— Start of Extracted records —
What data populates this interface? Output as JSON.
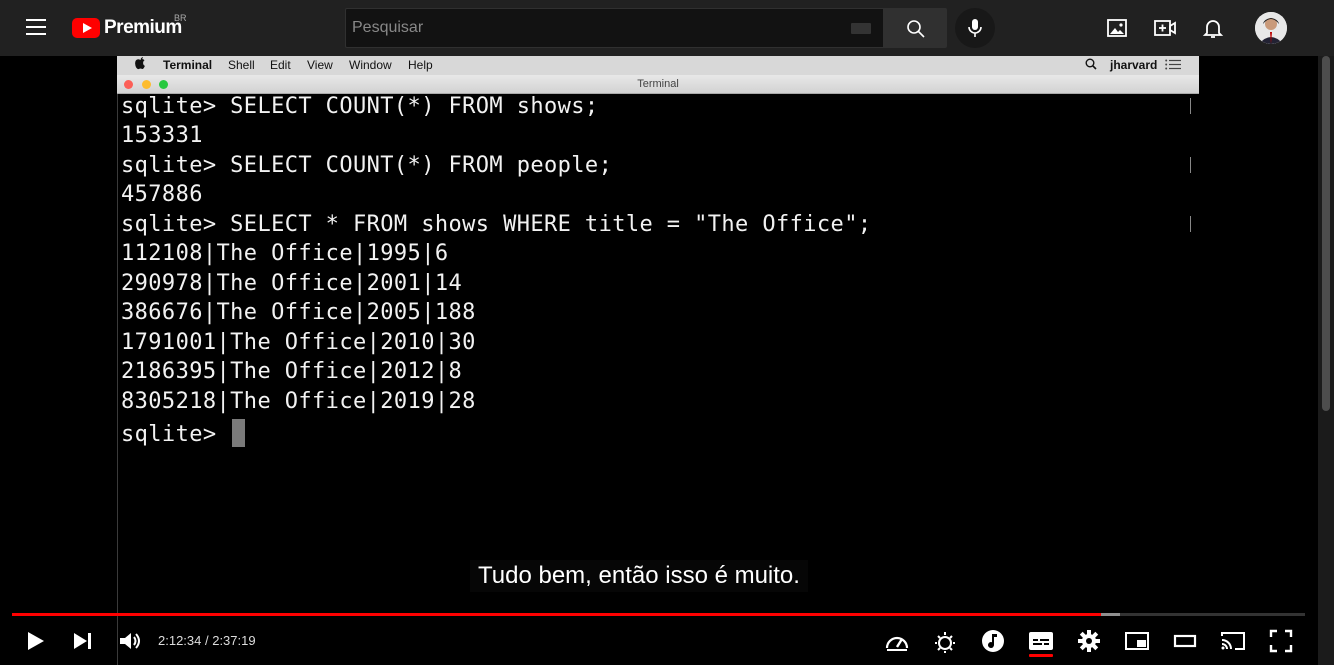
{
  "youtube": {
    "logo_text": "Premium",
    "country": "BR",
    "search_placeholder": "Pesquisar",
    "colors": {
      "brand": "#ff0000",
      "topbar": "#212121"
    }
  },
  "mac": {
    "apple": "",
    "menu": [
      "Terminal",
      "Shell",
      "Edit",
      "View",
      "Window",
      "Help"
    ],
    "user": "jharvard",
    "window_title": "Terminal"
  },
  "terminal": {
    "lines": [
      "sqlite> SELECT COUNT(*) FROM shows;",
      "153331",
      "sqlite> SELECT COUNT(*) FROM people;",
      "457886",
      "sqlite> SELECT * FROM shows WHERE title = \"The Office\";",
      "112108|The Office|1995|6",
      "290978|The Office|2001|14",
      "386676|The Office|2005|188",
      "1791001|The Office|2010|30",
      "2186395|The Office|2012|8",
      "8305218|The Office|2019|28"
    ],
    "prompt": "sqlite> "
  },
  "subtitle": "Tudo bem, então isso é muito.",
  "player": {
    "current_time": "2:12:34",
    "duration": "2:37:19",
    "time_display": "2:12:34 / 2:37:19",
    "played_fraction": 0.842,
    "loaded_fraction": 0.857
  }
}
— End of Extracted records —
◆ Instructions for the task: Leave the pictures out and output the rest of the listing exactly.

◆ Final result:
What data populates this interface? Output as JSON.
{
  "youtube": {
    "logo_text": "Premium",
    "country": "BR",
    "search_placeholder": "Pesquisar",
    "colors": {
      "brand": "#ff0000",
      "topbar": "#212121"
    }
  },
  "mac": {
    "apple": "",
    "menu": [
      "Terminal",
      "Shell",
      "Edit",
      "View",
      "Window",
      "Help"
    ],
    "user": "jharvard",
    "window_title": "Terminal"
  },
  "terminal": {
    "lines": [
      "sqlite> SELECT COUNT(*) FROM shows;",
      "153331",
      "sqlite> SELECT COUNT(*) FROM people;",
      "457886",
      "sqlite> SELECT * FROM shows WHERE title = \"The Office\";",
      "112108|The Office|1995|6",
      "290978|The Office|2001|14",
      "386676|The Office|2005|188",
      "1791001|The Office|2010|30",
      "2186395|The Office|2012|8",
      "8305218|The Office|2019|28"
    ],
    "prompt": "sqlite> "
  },
  "subtitle": "Tudo bem, então isso é muito.",
  "player": {
    "current_time": "2:12:34",
    "duration": "2:37:19",
    "time_display": "2:12:34 / 2:37:19",
    "played_fraction": 0.842,
    "loaded_fraction": 0.857
  }
}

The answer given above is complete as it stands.